[Stored records]
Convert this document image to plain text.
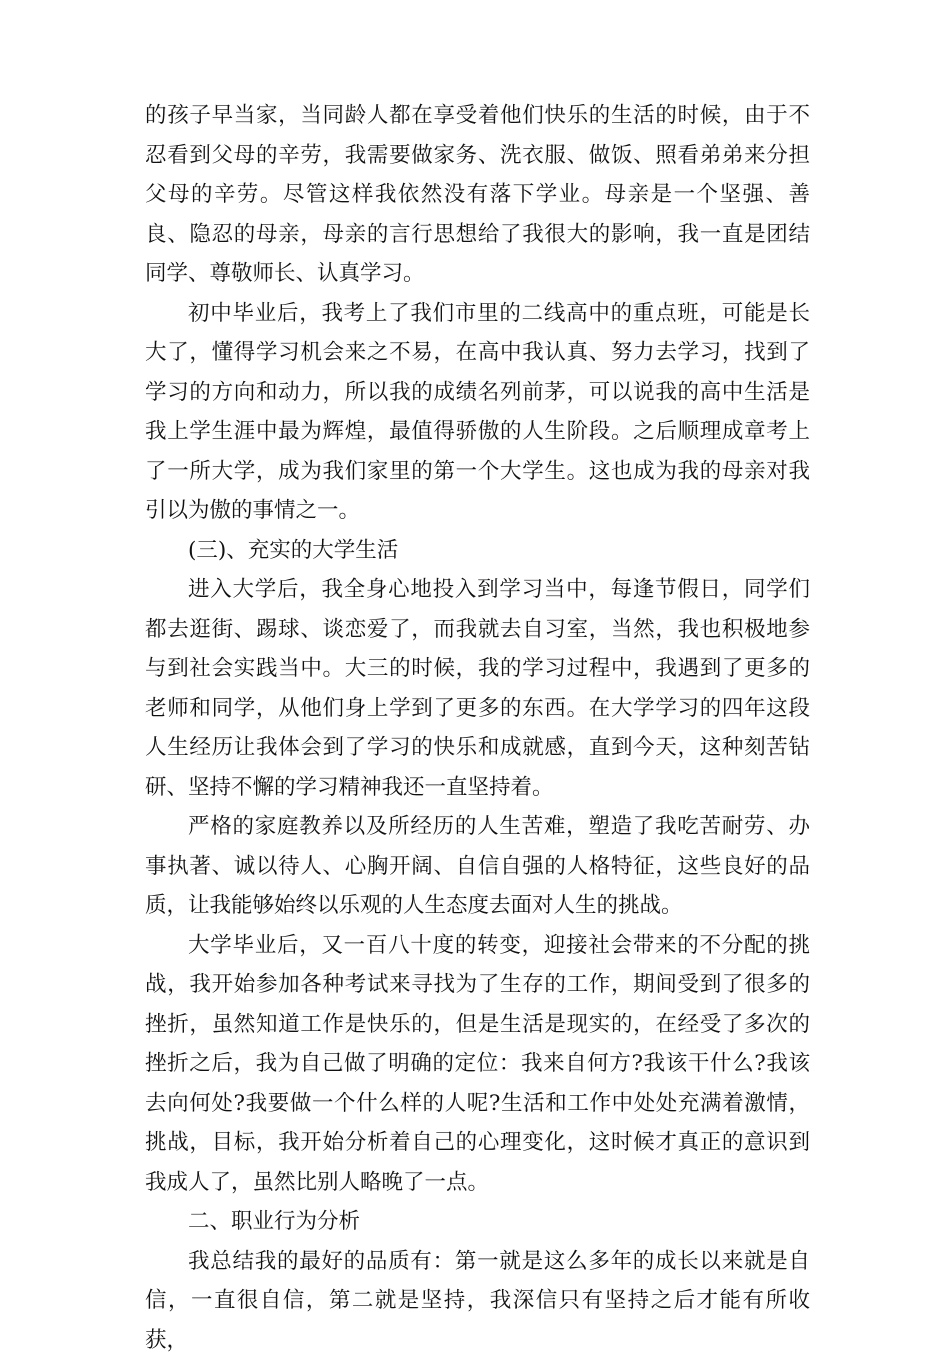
的孩子早当家，当同龄人都在享受着他们快乐的生活的时候，由于不忍看到父母的辛劳，我需要做家务、洗衣服、做饭、照看弟弟来分担父母的辛劳。尽管这样我依然没有落下学业。母亲是一个坚强、善良、隐忍的母亲，母亲的言行思想给了我很大的影响，我一直是团结同学、尊敬师长、认真学习。

初中毕业后，我考上了我们市里的二线高中的重点班，可能是长大了，懂得学习机会来之不易，在高中我认真、努力去学习，找到了学习的方向和动力，所以我的成绩名列前茅，可以说我的高中生活是我上学生涯中最为辉煌，最值得骄傲的人生阶段。之后顺理成章考上了一所大学，成为我们家里的第一个大学生。这也成为我的母亲对我引以为傲的事情之一。

(三)、充实的大学生活

进入大学后，我全身心地投入到学习当中，每逢节假日，同学们都去逛街、踢球、谈恋爱了，而我就去自习室，当然，我也积极地参与到社会实践当中。大三的时候，我的学习过程中，我遇到了更多的老师和同学，从他们身上学到了更多的东西。在大学学习的四年这段人生经历让我体会到了学习的快乐和成就感，直到今天，这种刻苦钻研、坚持不懈的学习精神我还一直坚持着。

严格的家庭教养以及所经历的人生苦难，塑造了我吃苦耐劳、办事执著、诚以待人、心胸开阔、自信自强的人格特征，这些良好的品质，让我能够始终以乐观的人生态度去面对人生的挑战。

大学毕业后，又一百八十度的转变，迎接社会带来的不分配的挑战，我开始参加各种考试来寻找为了生存的工作，期间受到了很多的挫折，虽然知道工作是快乐的，但是生活是现实的，在经受了多次的挫折之后，我为自己做了明确的定位：我来自何方?我该干什么?我该去向何处?我要做一个什么样的人呢?生活和工作中处处充满着激情，挑战，目标，我开始分析着自己的心理变化，这时候才真正的意识到我成人了，虽然比别人略晚了一点。

二、职业行为分析

我总结我的最好的品质有：第一就是这么多年的成长以来就是自信，一直很自信，第二就是坚持，我深信只有坚持之后才能有所收获，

**WORK TO COMPLETE:**
Write the lines above out again exactly, without any of their pictures.

**COMPLETE OUTPUT:**
Convert this document image to plain text.
的孩子早当家，当同龄人都在享受着他们快乐的生活的时候，由于不忍看到父母的辛劳，我需要做家务、洗衣服、做饭、照看弟弟来分担父母的辛劳。尽管这样我依然没有落下学业。母亲是一个坚强、善良、隐忍的母亲，母亲的言行思想给了我很大的影响，我一直是团结同学、尊敬师长、认真学习。

初中毕业后，我考上了我们市里的二线高中的重点班，可能是长大了，懂得学习机会来之不易，在高中我认真、努力去学习，找到了学习的方向和动力，所以我的成绩名列前茅，可以说我的高中生活是我上学生涯中最为辉煌，最值得骄傲的人生阶段。之后顺理成章考上了一所大学，成为我们家里的第一个大学生。这也成为我的母亲对我引以为傲的事情之一。

(三)、充实的大学生活

进入大学后，我全身心地投入到学习当中，每逢节假日，同学们都去逛街、踢球、谈恋爱了，而我就去自习室，当然，我也积极地参与到社会实践当中。大三的时候，我的学习过程中，我遇到了更多的老师和同学，从他们身上学到了更多的东西。在大学学习的四年这段人生经历让我体会到了学习的快乐和成就感，直到今天，这种刻苦钻研、坚持不懈的学习精神我还一直坚持着。

严格的家庭教养以及所经历的人生苦难，塑造了我吃苦耐劳、办事执著、诚以待人、心胸开阔、自信自强的人格特征，这些良好的品质，让我能够始终以乐观的人生态度去面对人生的挑战。

大学毕业后，又一百八十度的转变，迎接社会带来的不分配的挑战，我开始参加各种考试来寻找为了生存的工作，期间受到了很多的挫折，虽然知道工作是快乐的，但是生活是现实的，在经受了多次的挫折之后，我为自己做了明确的定位：我来自何方?我该干什么?我该去向何处?我要做一个什么样的人呢?生活和工作中处处充满着激情，挑战，目标，我开始分析着自己的心理变化，这时候才真正的意识到我成人了，虽然比别人略晚了一点。

二、职业行为分析

我总结我的最好的品质有：第一就是这么多年的成长以来就是自信，一直很自信，第二就是坚持，我深信只有坚持之后才能有所收获，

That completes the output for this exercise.